* _Written problem_
With the pictures omitted, write out the entries that follow exactly as they stand.

###

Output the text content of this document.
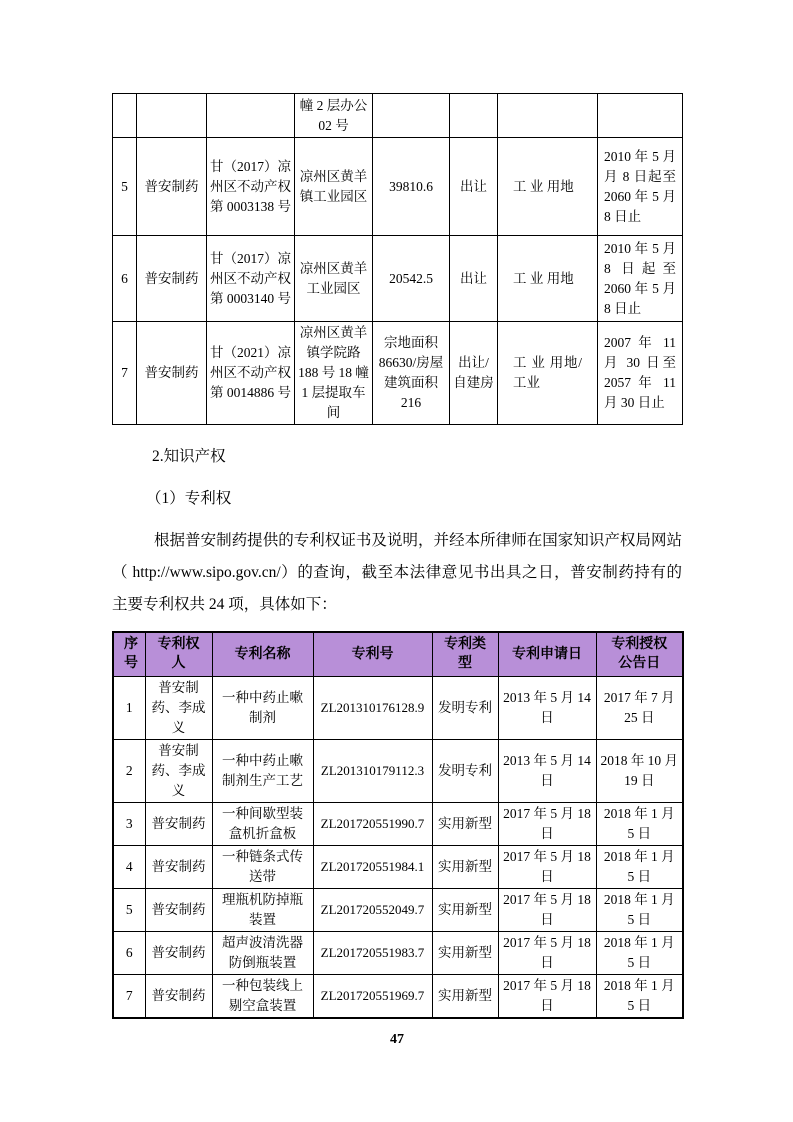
			幢 2 层办公 02 号				
5	普安制药	甘（2017）凉州区不动产权第 0003138 号	凉州区黄羊镇工业园区	39810.6	出让	工 业 用地	2010 年 5 月月 8 日起至 2060 年 5 月 8 日止
6	普安制药	甘（2017）凉州区不动产权第 0003140 号	凉州区黄羊工业园区	20542.5	出让	工 业 用地	2010 年 5 月 8 日起至 2060 年 5 月 8 日止
7	普安制药	甘（2021）凉州区不动产权第 0014886 号	凉州区黄羊镇学院路 188 号 18 幢 1 层提取车间	宗地面积 86630/房屋建筑面积 216	出让/自建房	工 业 用地/工业	2007 年 11 月 30 日至 2057 年 11 月 30 日止
2.知识产权
（1）专利权

根据普安制药提供的专利权证书及说明，并经本所律师在国家知识产权局网站（ http://www.sipo.gov.cn/）的查询，截至本法律意见书出具之日，普安制药持有的主要专利权共 24 项，具体如下：

序号	专利权人	专利名称	专利号	专利类型	专利申请日	专利授权公告日
1	普安制药、李成义	一种中药止嗽制剂	ZL201310176128.9	发明专利	2013 年 5 月 14 日	2017 年 7 月 25 日
2	普安制药、李成义	一种中药止嗽制剂生产工艺	ZL201310179112.3	发明专利	2013 年 5 月 14 日	2018 年 10 月 19 日
3	普安制药	一种间歇型装盒机折盒板	ZL201720551990.7	实用新型	2017 年 5 月 18 日	2018 年 1 月 5 日
4	普安制药	一种链条式传送带	ZL201720551984.1	实用新型	2017 年 5 月 18 日	2018 年 1 月 5 日
5	普安制药	理瓶机防掉瓶装置	ZL201720552049.7	实用新型	2017 年 5 月 18 日	2018 年 1 月 5 日
6	普安制药	超声波清洗器防倒瓶装置	ZL201720551983.7	实用新型	2017 年 5 月 18 日	2018 年 1 月 5 日
7	普安制药	一种包装线上剔空盒装置	ZL201720551969.7	实用新型	2017 年 5 月 18 日	2018 年 1 月 5 日
47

###

* _Expected answer_
Output the text content of this document.
			幢 2 层办公 02 号				
5	普安制药	甘（2017）凉州区不动产权第 0003138 号	凉州区黄羊镇工业园区	39810.6	出让	工 业 用地	2010 年 5 月月 8 日起至 2060 年 5 月 8 日止
6	普安制药	甘（2017）凉州区不动产权第 0003140 号	凉州区黄羊工业园区	20542.5	出让	工 业 用地	2010 年 5 月 8 日起至 2060 年 5 月 8 日止
7	普安制药	甘（2021）凉州区不动产权第 0014886 号	凉州区黄羊镇学院路 188 号 18 幢 1 层提取车间	宗地面积 86630/房屋建筑面积 216	出让/自建房	工 业 用地/工业	2007 年 11 月 30 日至 2057 年 11 月 30 日止
2.知识产权
（1）专利权

根据普安制药提供的专利权证书及说明，并经本所律师在国家知识产权局网站（ http://www.sipo.gov.cn/）的查询，截至本法律意见书出具之日，普安制药持有的主要专利权共 24 项，具体如下：

序号	专利权人	专利名称	专利号	专利类型	专利申请日	专利授权公告日
1	普安制药、李成义	一种中药止嗽制剂	ZL201310176128.9	发明专利	2013 年 5 月 14 日	2017 年 7 月 25 日
2	普安制药、李成义	一种中药止嗽制剂生产工艺	ZL201310179112.3	发明专利	2013 年 5 月 14 日	2018 年 10 月 19 日
3	普安制药	一种间歇型装盒机折盒板	ZL201720551990.7	实用新型	2017 年 5 月 18 日	2018 年 1 月 5 日
4	普安制药	一种链条式传送带	ZL201720551984.1	实用新型	2017 年 5 月 18 日	2018 年 1 月 5 日
5	普安制药	理瓶机防掉瓶装置	ZL201720552049.7	实用新型	2017 年 5 月 18 日	2018 年 1 月 5 日
6	普安制药	超声波清洗器防倒瓶装置	ZL201720551983.7	实用新型	2017 年 5 月 18 日	2018 年 1 月 5 日
7	普安制药	一种包装线上剔空盒装置	ZL201720551969.7	实用新型	2017 年 5 月 18 日	2018 年 1 月 5 日
47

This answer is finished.